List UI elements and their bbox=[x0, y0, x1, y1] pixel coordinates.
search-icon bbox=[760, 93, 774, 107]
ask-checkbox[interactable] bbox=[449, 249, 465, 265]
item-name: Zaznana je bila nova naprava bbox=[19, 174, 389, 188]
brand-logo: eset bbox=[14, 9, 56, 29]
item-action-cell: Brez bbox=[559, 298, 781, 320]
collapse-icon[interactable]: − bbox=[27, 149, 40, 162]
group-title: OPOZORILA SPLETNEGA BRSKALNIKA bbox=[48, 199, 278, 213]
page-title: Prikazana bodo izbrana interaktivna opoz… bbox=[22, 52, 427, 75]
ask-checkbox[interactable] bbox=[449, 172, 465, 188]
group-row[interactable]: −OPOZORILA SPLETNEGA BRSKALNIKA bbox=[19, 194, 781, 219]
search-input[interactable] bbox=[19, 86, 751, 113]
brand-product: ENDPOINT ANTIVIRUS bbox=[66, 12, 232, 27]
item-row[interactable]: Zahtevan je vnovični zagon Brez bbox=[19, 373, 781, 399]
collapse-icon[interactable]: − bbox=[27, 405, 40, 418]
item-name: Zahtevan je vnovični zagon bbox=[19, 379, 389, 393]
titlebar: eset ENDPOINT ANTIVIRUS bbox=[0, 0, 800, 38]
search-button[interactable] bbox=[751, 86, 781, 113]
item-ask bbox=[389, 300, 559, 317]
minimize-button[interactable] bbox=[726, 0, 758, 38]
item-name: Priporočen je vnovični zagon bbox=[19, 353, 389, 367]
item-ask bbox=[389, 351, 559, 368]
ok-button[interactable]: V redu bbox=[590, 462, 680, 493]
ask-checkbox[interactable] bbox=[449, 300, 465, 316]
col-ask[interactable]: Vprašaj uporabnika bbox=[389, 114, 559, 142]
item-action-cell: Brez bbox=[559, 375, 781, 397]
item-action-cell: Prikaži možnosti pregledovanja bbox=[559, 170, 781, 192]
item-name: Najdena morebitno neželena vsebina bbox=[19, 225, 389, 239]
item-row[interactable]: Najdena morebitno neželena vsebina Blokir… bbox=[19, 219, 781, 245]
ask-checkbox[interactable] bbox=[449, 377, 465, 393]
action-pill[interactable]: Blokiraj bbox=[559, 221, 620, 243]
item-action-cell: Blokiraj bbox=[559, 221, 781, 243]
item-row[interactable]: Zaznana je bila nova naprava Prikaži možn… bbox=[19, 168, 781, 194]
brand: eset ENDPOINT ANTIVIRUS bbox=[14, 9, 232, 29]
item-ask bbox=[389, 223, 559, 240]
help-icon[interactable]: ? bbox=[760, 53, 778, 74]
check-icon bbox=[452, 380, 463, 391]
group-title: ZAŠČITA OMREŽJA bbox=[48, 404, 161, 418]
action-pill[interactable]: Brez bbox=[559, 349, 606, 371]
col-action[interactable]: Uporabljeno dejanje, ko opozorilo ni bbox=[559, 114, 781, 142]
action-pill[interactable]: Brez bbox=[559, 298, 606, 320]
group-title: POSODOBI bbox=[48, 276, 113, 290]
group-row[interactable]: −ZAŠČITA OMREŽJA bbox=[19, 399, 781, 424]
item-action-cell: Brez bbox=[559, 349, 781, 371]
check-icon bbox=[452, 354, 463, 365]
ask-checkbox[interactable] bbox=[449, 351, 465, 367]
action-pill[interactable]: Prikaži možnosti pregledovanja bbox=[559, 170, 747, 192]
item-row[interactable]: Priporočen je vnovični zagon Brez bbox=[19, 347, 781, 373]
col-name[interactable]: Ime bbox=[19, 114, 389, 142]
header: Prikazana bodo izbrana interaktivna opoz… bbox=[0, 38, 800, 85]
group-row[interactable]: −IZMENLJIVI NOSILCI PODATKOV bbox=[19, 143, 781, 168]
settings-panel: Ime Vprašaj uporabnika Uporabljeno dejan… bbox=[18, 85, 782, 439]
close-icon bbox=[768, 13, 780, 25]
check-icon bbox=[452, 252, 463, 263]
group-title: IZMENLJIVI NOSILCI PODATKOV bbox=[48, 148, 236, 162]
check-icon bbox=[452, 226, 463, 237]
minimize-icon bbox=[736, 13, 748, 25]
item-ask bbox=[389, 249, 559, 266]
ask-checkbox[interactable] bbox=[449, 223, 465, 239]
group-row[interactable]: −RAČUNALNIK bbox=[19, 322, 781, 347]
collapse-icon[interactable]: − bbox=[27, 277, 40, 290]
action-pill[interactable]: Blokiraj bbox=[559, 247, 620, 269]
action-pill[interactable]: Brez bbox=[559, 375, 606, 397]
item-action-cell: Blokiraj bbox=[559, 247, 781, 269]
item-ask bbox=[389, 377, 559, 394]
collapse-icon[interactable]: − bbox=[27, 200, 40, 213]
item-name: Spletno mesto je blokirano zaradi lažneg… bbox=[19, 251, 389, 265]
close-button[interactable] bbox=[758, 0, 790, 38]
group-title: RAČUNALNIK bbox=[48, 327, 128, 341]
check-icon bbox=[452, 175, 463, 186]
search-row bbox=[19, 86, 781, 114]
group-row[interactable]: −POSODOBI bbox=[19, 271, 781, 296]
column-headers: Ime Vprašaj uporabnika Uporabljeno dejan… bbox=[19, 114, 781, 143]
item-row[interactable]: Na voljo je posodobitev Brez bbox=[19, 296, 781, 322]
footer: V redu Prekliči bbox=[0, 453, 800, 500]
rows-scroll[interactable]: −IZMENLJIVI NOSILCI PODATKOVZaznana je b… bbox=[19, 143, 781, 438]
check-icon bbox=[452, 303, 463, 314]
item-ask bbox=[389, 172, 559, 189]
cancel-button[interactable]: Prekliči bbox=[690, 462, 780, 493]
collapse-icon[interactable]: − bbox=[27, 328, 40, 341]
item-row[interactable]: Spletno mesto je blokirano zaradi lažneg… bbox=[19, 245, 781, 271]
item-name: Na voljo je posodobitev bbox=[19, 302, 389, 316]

--

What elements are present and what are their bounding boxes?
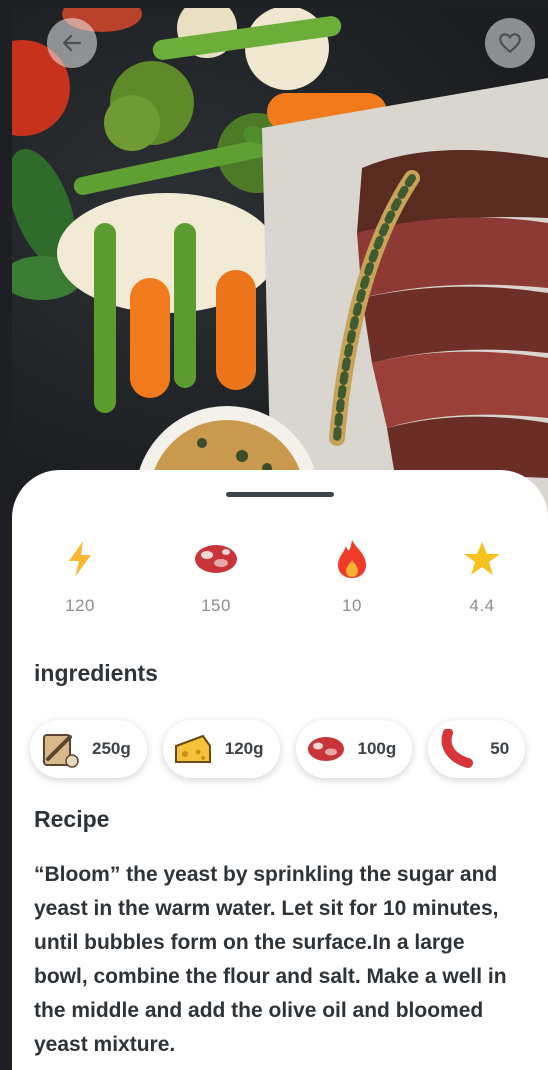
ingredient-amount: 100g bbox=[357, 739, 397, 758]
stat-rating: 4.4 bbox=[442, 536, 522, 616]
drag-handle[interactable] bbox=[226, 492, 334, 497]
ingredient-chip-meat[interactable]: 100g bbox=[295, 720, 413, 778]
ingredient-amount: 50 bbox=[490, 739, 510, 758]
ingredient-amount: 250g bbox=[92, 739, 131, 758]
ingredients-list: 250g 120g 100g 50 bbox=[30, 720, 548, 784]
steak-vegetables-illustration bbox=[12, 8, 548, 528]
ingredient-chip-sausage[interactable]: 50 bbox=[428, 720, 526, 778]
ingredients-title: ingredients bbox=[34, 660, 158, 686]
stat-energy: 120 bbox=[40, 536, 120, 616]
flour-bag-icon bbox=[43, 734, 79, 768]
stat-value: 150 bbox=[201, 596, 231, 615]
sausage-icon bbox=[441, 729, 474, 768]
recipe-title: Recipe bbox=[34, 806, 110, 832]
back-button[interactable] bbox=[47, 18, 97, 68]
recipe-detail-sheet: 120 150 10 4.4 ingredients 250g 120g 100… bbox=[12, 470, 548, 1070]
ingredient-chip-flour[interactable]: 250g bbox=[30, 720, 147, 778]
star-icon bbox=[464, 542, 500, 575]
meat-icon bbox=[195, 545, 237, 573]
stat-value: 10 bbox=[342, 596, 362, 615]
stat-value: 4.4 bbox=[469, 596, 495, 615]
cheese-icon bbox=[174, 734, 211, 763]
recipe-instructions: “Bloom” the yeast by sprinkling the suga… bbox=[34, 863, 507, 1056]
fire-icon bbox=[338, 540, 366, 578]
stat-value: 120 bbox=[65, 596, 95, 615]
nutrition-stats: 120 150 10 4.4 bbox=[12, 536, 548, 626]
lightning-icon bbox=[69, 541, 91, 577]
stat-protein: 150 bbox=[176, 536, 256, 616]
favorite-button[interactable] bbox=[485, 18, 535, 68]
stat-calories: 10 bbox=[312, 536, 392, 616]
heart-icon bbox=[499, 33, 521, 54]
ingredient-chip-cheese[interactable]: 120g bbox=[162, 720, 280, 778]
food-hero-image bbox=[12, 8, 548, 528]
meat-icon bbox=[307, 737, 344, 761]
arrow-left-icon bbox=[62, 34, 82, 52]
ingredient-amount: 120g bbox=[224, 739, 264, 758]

...

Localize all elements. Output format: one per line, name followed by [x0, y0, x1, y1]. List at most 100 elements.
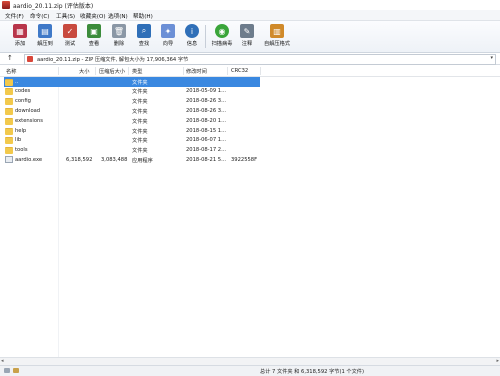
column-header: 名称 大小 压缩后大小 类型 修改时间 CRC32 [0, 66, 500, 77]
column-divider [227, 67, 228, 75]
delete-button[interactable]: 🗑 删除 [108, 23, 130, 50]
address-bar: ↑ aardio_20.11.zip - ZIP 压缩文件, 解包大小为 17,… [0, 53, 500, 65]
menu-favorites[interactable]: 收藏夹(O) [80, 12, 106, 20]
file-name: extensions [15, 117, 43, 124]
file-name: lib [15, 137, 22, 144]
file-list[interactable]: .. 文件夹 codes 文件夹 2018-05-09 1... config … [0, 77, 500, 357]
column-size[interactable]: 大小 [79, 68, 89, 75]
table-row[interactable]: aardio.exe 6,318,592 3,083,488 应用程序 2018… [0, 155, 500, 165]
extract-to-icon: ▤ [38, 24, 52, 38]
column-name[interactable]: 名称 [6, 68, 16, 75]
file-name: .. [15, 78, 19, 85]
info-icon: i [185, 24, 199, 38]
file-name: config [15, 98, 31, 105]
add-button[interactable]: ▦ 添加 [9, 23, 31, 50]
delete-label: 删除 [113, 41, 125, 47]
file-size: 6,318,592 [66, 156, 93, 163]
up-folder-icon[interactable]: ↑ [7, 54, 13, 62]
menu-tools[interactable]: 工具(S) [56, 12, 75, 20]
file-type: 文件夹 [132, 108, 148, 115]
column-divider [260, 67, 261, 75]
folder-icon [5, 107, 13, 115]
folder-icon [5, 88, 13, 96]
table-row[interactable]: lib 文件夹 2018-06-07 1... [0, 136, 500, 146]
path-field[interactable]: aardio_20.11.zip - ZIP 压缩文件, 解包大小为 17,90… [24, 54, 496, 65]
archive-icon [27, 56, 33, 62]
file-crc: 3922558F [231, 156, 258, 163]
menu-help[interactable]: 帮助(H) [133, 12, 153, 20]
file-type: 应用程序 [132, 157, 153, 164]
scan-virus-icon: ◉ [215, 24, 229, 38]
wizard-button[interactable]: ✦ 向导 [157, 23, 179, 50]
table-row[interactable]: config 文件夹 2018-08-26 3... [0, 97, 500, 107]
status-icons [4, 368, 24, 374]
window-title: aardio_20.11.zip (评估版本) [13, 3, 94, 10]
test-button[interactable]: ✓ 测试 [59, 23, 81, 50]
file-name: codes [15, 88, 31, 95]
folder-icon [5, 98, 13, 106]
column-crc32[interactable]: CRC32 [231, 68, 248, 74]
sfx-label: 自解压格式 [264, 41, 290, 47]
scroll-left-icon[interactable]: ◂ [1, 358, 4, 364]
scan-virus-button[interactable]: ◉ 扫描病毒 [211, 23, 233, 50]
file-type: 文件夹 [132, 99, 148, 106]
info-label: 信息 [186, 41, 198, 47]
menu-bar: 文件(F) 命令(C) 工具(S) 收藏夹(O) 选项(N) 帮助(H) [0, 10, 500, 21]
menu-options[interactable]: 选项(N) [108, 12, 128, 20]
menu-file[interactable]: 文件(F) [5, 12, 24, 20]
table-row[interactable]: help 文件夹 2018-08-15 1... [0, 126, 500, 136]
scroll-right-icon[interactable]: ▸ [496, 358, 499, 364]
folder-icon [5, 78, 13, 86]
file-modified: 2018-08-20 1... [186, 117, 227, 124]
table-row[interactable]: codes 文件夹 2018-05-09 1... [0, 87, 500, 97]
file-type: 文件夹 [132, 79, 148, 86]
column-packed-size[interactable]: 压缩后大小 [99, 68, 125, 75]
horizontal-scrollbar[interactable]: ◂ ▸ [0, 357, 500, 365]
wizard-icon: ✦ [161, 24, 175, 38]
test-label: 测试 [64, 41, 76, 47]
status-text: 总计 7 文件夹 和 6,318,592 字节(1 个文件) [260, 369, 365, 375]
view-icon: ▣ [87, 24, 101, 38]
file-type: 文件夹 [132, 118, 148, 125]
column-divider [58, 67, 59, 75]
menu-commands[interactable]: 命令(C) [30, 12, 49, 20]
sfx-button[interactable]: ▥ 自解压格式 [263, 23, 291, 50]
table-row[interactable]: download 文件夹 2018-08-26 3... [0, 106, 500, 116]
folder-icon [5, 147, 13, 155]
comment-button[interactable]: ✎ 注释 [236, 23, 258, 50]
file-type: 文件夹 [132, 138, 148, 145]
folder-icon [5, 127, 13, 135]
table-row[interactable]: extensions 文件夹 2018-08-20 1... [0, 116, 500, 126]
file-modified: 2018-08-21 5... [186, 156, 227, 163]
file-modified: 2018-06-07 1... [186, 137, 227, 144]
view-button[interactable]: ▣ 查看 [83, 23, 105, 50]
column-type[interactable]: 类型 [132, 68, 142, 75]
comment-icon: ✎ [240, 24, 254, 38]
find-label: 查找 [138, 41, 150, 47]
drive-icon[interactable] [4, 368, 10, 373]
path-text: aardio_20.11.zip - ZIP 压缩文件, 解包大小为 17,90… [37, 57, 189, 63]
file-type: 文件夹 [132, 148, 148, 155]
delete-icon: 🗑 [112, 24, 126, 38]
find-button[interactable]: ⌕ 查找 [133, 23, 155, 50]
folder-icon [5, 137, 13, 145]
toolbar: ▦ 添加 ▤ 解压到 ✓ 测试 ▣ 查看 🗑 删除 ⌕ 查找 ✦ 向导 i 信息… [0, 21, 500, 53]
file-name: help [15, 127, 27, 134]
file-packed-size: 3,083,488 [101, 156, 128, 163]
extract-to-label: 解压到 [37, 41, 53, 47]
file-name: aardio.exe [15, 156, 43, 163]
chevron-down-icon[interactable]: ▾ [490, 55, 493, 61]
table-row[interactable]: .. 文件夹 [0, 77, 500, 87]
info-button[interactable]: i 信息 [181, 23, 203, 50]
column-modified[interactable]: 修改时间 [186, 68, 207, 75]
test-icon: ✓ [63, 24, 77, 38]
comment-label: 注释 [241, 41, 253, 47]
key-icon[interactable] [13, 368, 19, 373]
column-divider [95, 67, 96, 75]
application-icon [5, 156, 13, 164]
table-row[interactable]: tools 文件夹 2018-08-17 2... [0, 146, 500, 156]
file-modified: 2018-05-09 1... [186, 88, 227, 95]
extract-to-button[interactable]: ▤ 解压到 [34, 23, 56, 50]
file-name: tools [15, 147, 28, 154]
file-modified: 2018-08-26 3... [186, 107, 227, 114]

* Instructions to follow *
Whenever a line above contains "压缩文件", copy that line.

* Answer space *
address-bar: ↑ aardio_20.11.zip - ZIP 压缩文件, 解包大小为 17,… [0, 53, 500, 65]
path-field[interactable]: aardio_20.11.zip - ZIP 压缩文件, 解包大小为 17,90… [24, 54, 496, 65]
path-text: aardio_20.11.zip - ZIP 压缩文件, 解包大小为 17,90… [37, 57, 189, 63]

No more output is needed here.